- **WHAT YOU NEED TO DO**
Return all of the entries exactly, with nothing added or left out.

========

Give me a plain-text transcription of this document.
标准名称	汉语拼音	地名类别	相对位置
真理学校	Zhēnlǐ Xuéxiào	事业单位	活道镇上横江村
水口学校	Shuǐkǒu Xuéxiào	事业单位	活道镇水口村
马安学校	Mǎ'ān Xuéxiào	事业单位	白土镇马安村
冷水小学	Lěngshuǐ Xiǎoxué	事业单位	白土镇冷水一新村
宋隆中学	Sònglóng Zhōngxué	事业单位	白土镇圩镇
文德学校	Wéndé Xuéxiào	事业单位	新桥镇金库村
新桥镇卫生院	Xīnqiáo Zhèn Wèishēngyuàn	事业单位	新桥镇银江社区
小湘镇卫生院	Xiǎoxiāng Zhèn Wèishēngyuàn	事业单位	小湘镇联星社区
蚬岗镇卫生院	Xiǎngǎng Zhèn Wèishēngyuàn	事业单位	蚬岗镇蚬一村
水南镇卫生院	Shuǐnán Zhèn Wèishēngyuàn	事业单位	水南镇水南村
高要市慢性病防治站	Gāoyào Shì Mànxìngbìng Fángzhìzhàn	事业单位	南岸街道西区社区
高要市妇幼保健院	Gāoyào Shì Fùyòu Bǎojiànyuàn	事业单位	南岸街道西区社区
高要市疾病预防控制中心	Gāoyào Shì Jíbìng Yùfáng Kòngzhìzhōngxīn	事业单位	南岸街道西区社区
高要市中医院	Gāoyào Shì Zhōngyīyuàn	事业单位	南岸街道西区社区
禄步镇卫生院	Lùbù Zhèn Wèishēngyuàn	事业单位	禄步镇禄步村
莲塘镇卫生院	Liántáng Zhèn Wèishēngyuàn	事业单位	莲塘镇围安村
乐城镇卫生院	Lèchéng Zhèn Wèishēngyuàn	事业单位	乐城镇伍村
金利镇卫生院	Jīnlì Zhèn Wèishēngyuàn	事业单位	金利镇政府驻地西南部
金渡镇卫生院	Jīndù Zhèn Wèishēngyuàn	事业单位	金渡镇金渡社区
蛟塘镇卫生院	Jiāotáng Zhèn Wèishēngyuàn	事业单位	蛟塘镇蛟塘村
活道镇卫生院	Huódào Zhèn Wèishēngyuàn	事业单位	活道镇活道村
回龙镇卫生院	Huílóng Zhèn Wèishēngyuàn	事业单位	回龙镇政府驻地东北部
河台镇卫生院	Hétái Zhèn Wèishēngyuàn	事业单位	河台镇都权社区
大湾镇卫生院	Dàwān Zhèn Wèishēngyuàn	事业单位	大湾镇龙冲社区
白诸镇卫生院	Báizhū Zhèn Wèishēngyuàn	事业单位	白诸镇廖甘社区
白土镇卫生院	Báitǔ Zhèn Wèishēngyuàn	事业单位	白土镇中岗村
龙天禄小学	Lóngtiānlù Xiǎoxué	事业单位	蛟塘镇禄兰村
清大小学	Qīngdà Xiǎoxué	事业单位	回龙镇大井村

========

- **COMPLETED EXERCISE**
Give me a plain-text transcription of this document.
标准名称	汉语拼音	地名类别	相对位置
真理学校	Zhēnlǐ Xuéxiào	事业单位	活道镇上横江村
水口学校	Shuǐkǒu Xuéxiào	事业单位	活道镇水口村
马安学校	Mǎ'ān Xuéxiào	事业单位	白土镇马安村
冷水小学	Lěngshuǐ Xiǎoxué	事业单位	白土镇冷水一新村
宋隆中学	Sònglóng Zhōngxué	事业单位	白土镇圩镇
文德学校	Wéndé Xuéxiào	事业单位	新桥镇金库村
新桥镇卫生院	Xīnqiáo Zhèn Wèishēngyuàn	事业单位	新桥镇银江社区
小湘镇卫生院	Xiǎoxiāng Zhèn Wèishēngyuàn	事业单位	小湘镇联星社区
蚬岗镇卫生院	Xiǎngǎng Zhèn Wèishēngyuàn	事业单位	蚬岗镇蚬一村
水南镇卫生院	Shuǐnán Zhèn Wèishēngyuàn	事业单位	水南镇水南村
高要市慢性病防治站	Gāoyào Shì Mànxìngbìng Fángzhìzhàn	事业单位	南岸街道西区社区
高要市妇幼保健院	Gāoyào Shì Fùyòu Bǎojiànyuàn	事业单位	南岸街道西区社区
高要市疾病预防控制中心	Gāoyào Shì Jíbìng Yùfáng Kòngzhìzhōngxīn	事业单位	南岸街道西区社区
高要市中医院	Gāoyào Shì Zhōngyīyuàn	事业单位	南岸街道西区社区
禄步镇卫生院	Lùbù Zhèn Wèishēngyuàn	事业单位	禄步镇禄步村
莲塘镇卫生院	Liántáng Zhèn Wèishēngyuàn	事业单位	莲塘镇围安村
乐城镇卫生院	Lèchéng Zhèn Wèishēngyuàn	事业单位	乐城镇伍村
金利镇卫生院	Jīnlì Zhèn Wèishēngyuàn	事业单位	金利镇政府驻地西南部
金渡镇卫生院	Jīndù Zhèn Wèishēngyuàn	事业单位	金渡镇金渡社区
蛟塘镇卫生院	Jiāotáng Zhèn Wèishēngyuàn	事业单位	蛟塘镇蛟塘村
活道镇卫生院	Huódào Zhèn Wèishēngyuàn	事业单位	活道镇活道村
回龙镇卫生院	Huílóng Zhèn Wèishēngyuàn	事业单位	回龙镇政府驻地东北部
河台镇卫生院	Hétái Zhèn Wèishēngyuàn	事业单位	河台镇都权社区
大湾镇卫生院	Dàwān Zhèn Wèishēngyuàn	事业单位	大湾镇龙冲社区
白诸镇卫生院	Báizhū Zhèn Wèishēngyuàn	事业单位	白诸镇廖甘社区
白土镇卫生院	Báitǔ Zhèn Wèishēngyuàn	事业单位	白土镇中岗村
龙天禄小学	Lóngtiānlù Xiǎoxué	事业单位	蛟塘镇禄兰村
清大小学	Qīngdà Xiǎoxué	事业单位	回龙镇大井村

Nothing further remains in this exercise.